SET PROBLEM: Copy each line exactly. Drop every picture.

++++ INPUT FOR THIS TASK ++++

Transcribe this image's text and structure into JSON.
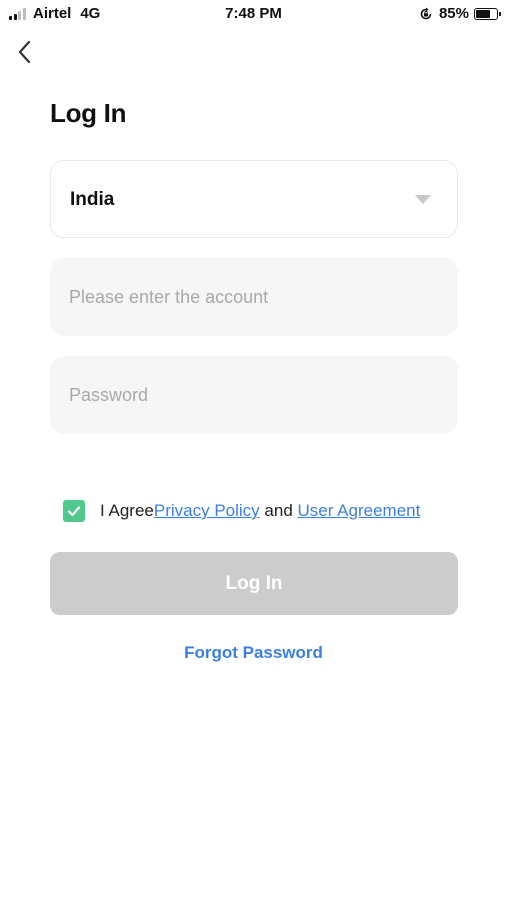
{
  "status_bar": {
    "carrier": "Airtel",
    "network": "4G",
    "time": "7:48 PM",
    "battery_percent": "85%",
    "battery_level": 0.85
  },
  "header": {
    "back_icon": "chevron-left-icon",
    "title": "Log In"
  },
  "form": {
    "country": {
      "value": "India",
      "icon": "chevron-down-icon"
    },
    "account": {
      "placeholder": "Please enter the account",
      "value": ""
    },
    "password": {
      "placeholder": "Password",
      "value": ""
    },
    "agreement": {
      "checked": true,
      "prefix": "I Agree",
      "privacy_link": "Privacy Policy",
      "joiner": " and ",
      "user_agreement_link": "User Agreement"
    },
    "submit_label": "Log In",
    "forgot_label": "Forgot Password"
  },
  "colors": {
    "accent_link": "#3b7fe0",
    "checkbox_green": "#4fc98e",
    "button_disabled": "#cccccc",
    "input_bg": "#f6f6f6"
  }
}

++++

ANSWER TO THE PROBLEM:
Transcribe this image's text and structure into JSON.
{
  "status_bar": {
    "carrier": "Airtel",
    "network": "4G",
    "time": "7:48 PM",
    "battery_percent": "85%",
    "battery_level": 0.85
  },
  "header": {
    "back_icon": "chevron-left-icon",
    "title": "Log In"
  },
  "form": {
    "country": {
      "value": "India",
      "icon": "chevron-down-icon"
    },
    "account": {
      "placeholder": "Please enter the account",
      "value": ""
    },
    "password": {
      "placeholder": "Password",
      "value": ""
    },
    "agreement": {
      "checked": true,
      "prefix": "I Agree",
      "privacy_link": "Privacy Policy",
      "joiner": " and ",
      "user_agreement_link": "User Agreement"
    },
    "submit_label": "Log In",
    "forgot_label": "Forgot Password"
  },
  "colors": {
    "accent_link": "#3b7fe0",
    "checkbox_green": "#4fc98e",
    "button_disabled": "#cccccc",
    "input_bg": "#f6f6f6"
  }
}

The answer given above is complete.